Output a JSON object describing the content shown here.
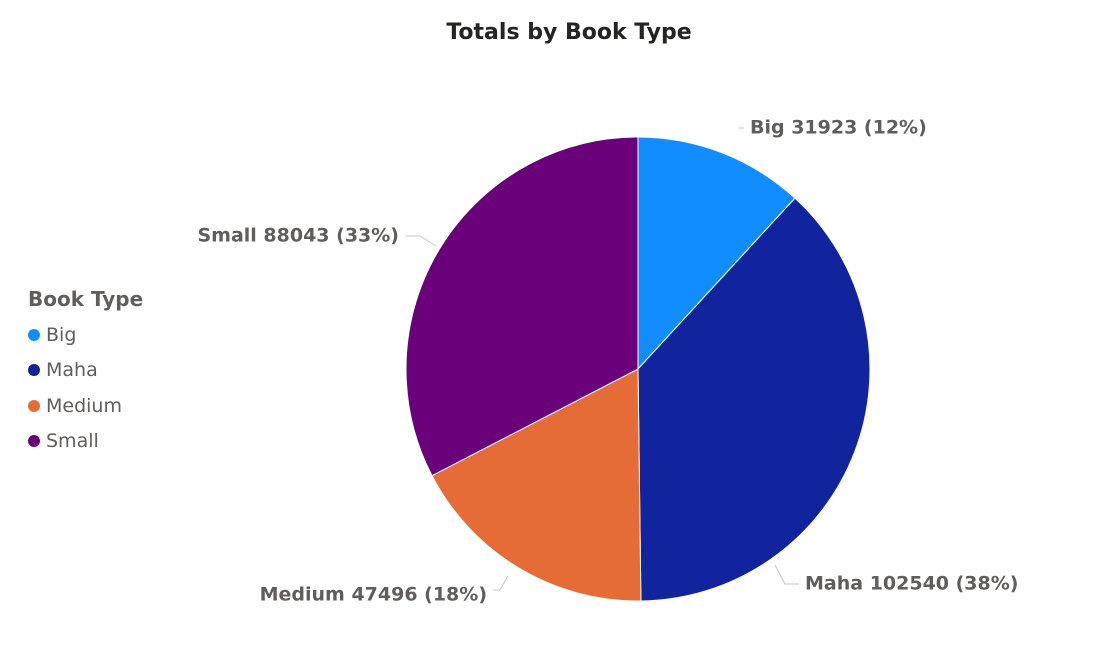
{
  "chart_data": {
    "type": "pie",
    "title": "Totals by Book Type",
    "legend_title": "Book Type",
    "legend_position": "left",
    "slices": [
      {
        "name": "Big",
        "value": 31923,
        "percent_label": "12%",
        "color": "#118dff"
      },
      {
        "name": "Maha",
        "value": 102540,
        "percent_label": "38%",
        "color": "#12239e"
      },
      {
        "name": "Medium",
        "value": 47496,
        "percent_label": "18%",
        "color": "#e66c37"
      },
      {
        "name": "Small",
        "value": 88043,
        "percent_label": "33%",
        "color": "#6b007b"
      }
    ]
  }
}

━━━━━━━━━━━━━━━━━━━━

DIRECTIONS FOR THIS TASK. Copy out all lines from the material above that contain the string "name".

ANSWER TO THE EXERCISE.
        "name": "Big",
        "name": "Maha",
        "name": "Medium",
        "name": "Small",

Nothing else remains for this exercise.